Problem to solve ->
Quote all of the data that follows exactly as written, skipping the images.

(Dataset records)
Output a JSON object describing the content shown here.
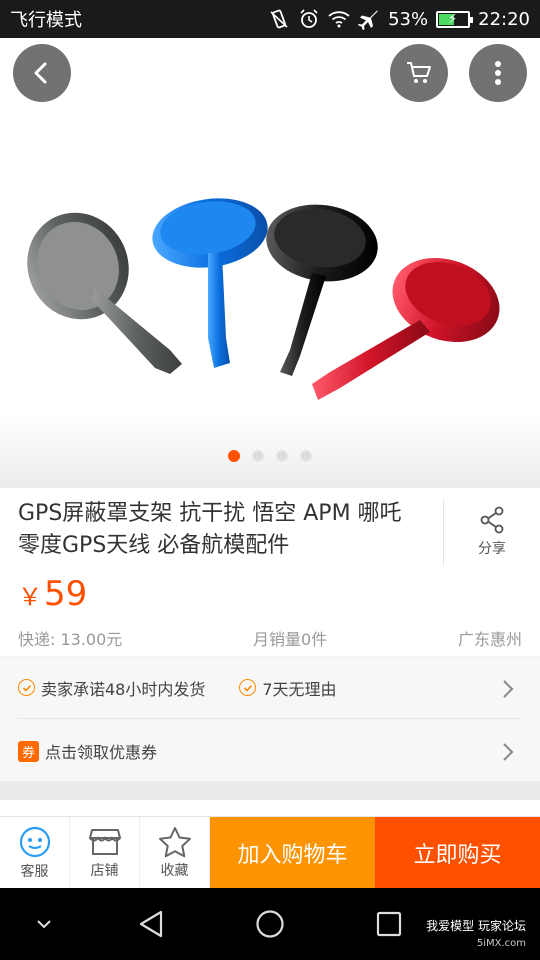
{
  "status_bar": {
    "mode_label": "飞行模式",
    "battery_percent": "53%",
    "battery_level": 0.53,
    "time": "22:20"
  },
  "hero": {
    "image_icon": "product-photo",
    "pager_total": 4,
    "pager_active": 1
  },
  "product": {
    "title": "GPS屏蔽罩支架 抗干扰 悟空 APM 哪吒 零度GPS天线 必备航模配件",
    "share_label": "分享",
    "currency": "￥",
    "price": "59",
    "shipping": "快递: 13.00元",
    "monthly_sales": "月销量0件",
    "location": "广东惠州"
  },
  "services": {
    "promise1": "卖家承诺48小时内发货",
    "promise2": "7天无理由",
    "coupon_icon_text": "券",
    "coupon_label": "点击领取优惠券"
  },
  "action_bar": {
    "service_label": "客服",
    "shop_label": "店铺",
    "favorite_label": "收藏",
    "add_cart_label": "加入购物车",
    "buy_label": "立即购买"
  },
  "watermark": {
    "line1": "我爱模型 玩家论坛",
    "line2": "5iMX.com"
  },
  "colors": {
    "accent": "#ff5000",
    "cart_button": "#ff9402"
  }
}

Complete answer ->
Output a JSON object describing the content shown here.
{
  "status_bar": {
    "mode_label": "飞行模式",
    "battery_percent": "53%",
    "battery_level": 0.53,
    "time": "22:20"
  },
  "hero": {
    "image_icon": "product-photo",
    "pager_total": 4,
    "pager_active": 1
  },
  "product": {
    "title": "GPS屏蔽罩支架 抗干扰 悟空 APM 哪吒 零度GPS天线 必备航模配件",
    "share_label": "分享",
    "currency": "￥",
    "price": "59",
    "shipping": "快递: 13.00元",
    "monthly_sales": "月销量0件",
    "location": "广东惠州"
  },
  "services": {
    "promise1": "卖家承诺48小时内发货",
    "promise2": "7天无理由",
    "coupon_icon_text": "券",
    "coupon_label": "点击领取优惠券"
  },
  "action_bar": {
    "service_label": "客服",
    "shop_label": "店铺",
    "favorite_label": "收藏",
    "add_cart_label": "加入购物车",
    "buy_label": "立即购买"
  },
  "watermark": {
    "line1": "我爱模型 玩家论坛",
    "line2": "5iMX.com"
  },
  "colors": {
    "accent": "#ff5000",
    "cart_button": "#ff9402"
  }
}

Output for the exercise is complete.